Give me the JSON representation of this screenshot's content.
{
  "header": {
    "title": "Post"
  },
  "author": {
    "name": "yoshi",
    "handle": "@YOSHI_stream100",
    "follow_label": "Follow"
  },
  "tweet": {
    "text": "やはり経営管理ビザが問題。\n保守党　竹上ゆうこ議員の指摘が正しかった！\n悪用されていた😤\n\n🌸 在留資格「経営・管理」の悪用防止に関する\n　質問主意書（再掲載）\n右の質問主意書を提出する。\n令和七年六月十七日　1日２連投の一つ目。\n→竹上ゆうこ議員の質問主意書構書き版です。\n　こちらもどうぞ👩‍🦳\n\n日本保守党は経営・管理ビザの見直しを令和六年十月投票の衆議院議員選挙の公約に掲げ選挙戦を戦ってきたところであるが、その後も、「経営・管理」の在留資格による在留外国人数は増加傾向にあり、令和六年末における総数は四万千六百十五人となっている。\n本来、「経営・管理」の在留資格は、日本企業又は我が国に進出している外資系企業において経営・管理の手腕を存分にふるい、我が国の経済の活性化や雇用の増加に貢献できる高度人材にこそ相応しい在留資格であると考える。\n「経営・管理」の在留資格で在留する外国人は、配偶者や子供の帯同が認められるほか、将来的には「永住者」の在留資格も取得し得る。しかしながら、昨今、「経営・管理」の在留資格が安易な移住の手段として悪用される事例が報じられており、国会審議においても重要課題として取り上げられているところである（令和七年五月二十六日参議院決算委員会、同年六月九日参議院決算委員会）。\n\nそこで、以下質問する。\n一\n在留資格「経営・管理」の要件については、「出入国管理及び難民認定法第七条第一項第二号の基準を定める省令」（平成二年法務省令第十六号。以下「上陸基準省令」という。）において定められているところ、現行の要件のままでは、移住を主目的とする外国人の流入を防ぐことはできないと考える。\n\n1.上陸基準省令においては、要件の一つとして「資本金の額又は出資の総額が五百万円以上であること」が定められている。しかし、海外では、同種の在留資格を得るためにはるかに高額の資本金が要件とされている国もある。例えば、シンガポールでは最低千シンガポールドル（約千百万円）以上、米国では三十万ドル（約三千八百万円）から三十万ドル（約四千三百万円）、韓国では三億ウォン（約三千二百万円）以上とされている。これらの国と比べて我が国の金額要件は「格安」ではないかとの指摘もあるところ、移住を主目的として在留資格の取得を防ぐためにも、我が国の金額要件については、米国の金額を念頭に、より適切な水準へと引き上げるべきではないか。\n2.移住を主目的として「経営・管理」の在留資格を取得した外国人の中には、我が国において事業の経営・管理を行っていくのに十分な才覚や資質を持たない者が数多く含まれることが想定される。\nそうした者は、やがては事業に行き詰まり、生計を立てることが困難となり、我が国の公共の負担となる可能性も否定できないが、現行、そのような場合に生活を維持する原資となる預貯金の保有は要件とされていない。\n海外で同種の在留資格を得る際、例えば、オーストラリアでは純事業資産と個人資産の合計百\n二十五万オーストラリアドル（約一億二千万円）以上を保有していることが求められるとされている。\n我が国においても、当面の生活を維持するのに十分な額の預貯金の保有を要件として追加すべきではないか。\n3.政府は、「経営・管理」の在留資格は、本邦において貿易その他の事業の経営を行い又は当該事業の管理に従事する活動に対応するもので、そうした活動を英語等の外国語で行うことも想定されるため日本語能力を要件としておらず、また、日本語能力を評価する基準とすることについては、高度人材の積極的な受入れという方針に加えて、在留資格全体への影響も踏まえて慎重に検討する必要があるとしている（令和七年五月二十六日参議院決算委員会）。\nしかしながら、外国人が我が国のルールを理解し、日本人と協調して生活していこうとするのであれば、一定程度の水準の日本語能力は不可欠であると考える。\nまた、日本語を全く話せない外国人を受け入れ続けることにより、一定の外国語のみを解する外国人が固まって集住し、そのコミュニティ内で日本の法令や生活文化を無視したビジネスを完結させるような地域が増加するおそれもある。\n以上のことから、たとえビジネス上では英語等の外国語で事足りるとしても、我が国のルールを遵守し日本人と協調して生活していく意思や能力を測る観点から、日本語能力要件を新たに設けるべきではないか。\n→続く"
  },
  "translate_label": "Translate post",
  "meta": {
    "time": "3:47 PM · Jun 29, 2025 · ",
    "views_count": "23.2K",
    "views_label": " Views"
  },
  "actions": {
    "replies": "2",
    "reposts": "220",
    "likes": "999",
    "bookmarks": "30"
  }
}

* **EXERCISE DETAILS**
Reproduce every entry shown above, precisely as it stands.

* **RESULT FOR THIS TASK**
Give me the JSON representation of this screenshot's content.
{
  "header": {
    "title": "Post"
  },
  "author": {
    "name": "yoshi",
    "handle": "@YOSHI_stream100",
    "follow_label": "Follow"
  },
  "tweet": {
    "text": "やはり経営管理ビザが問題。\n保守党　竹上ゆうこ議員の指摘が正しかった！\n悪用されていた😤\n\n🌸 在留資格「経営・管理」の悪用防止に関する\n　質問主意書（再掲載）\n右の質問主意書を提出する。\n令和七年六月十七日　1日２連投の一つ目。\n→竹上ゆうこ議員の質問主意書構書き版です。\n　こちらもどうぞ👩‍🦳\n\n日本保守党は経営・管理ビザの見直しを令和六年十月投票の衆議院議員選挙の公約に掲げ選挙戦を戦ってきたところであるが、その後も、「経営・管理」の在留資格による在留外国人数は増加傾向にあり、令和六年末における総数は四万千六百十五人となっている。\n本来、「経営・管理」の在留資格は、日本企業又は我が国に進出している外資系企業において経営・管理の手腕を存分にふるい、我が国の経済の活性化や雇用の増加に貢献できる高度人材にこそ相応しい在留資格であると考える。\n「経営・管理」の在留資格で在留する外国人は、配偶者や子供の帯同が認められるほか、将来的には「永住者」の在留資格も取得し得る。しかしながら、昨今、「経営・管理」の在留資格が安易な移住の手段として悪用される事例が報じられており、国会審議においても重要課題として取り上げられているところである（令和七年五月二十六日参議院決算委員会、同年六月九日参議院決算委員会）。\n\nそこで、以下質問する。\n一\n在留資格「経営・管理」の要件については、「出入国管理及び難民認定法第七条第一項第二号の基準を定める省令」（平成二年法務省令第十六号。以下「上陸基準省令」という。）において定められているところ、現行の要件のままでは、移住を主目的とする外国人の流入を防ぐことはできないと考える。\n\n1.上陸基準省令においては、要件の一つとして「資本金の額又は出資の総額が五百万円以上であること」が定められている。しかし、海外では、同種の在留資格を得るためにはるかに高額の資本金が要件とされている国もある。例えば、シンガポールでは最低千シンガポールドル（約千百万円）以上、米国では三十万ドル（約三千八百万円）から三十万ドル（約四千三百万円）、韓国では三億ウォン（約三千二百万円）以上とされている。これらの国と比べて我が国の金額要件は「格安」ではないかとの指摘もあるところ、移住を主目的として在留資格の取得を防ぐためにも、我が国の金額要件については、米国の金額を念頭に、より適切な水準へと引き上げるべきではないか。\n2.移住を主目的として「経営・管理」の在留資格を取得した外国人の中には、我が国において事業の経営・管理を行っていくのに十分な才覚や資質を持たない者が数多く含まれることが想定される。\nそうした者は、やがては事業に行き詰まり、生計を立てることが困難となり、我が国の公共の負担となる可能性も否定できないが、現行、そのような場合に生活を維持する原資となる預貯金の保有は要件とされていない。\n海外で同種の在留資格を得る際、例えば、オーストラリアでは純事業資産と個人資産の合計百\n二十五万オーストラリアドル（約一億二千万円）以上を保有していることが求められるとされている。\n我が国においても、当面の生活を維持するのに十分な額の預貯金の保有を要件として追加すべきではないか。\n3.政府は、「経営・管理」の在留資格は、本邦において貿易その他の事業の経営を行い又は当該事業の管理に従事する活動に対応するもので、そうした活動を英語等の外国語で行うことも想定されるため日本語能力を要件としておらず、また、日本語能力を評価する基準とすることについては、高度人材の積極的な受入れという方針に加えて、在留資格全体への影響も踏まえて慎重に検討する必要があるとしている（令和七年五月二十六日参議院決算委員会）。\nしかしながら、外国人が我が国のルールを理解し、日本人と協調して生活していこうとするのであれば、一定程度の水準の日本語能力は不可欠であると考える。\nまた、日本語を全く話せない外国人を受け入れ続けることにより、一定の外国語のみを解する外国人が固まって集住し、そのコミュニティ内で日本の法令や生活文化を無視したビジネスを完結させるような地域が増加するおそれもある。\n以上のことから、たとえビジネス上では英語等の外国語で事足りるとしても、我が国のルールを遵守し日本人と協調して生活していく意思や能力を測る観点から、日本語能力要件を新たに設けるべきではないか。\n→続く"
  },
  "translate_label": "Translate post",
  "meta": {
    "time": "3:47 PM · Jun 29, 2025 · ",
    "views_count": "23.2K",
    "views_label": " Views"
  },
  "actions": {
    "replies": "2",
    "reposts": "220",
    "likes": "999",
    "bookmarks": "30"
  }
}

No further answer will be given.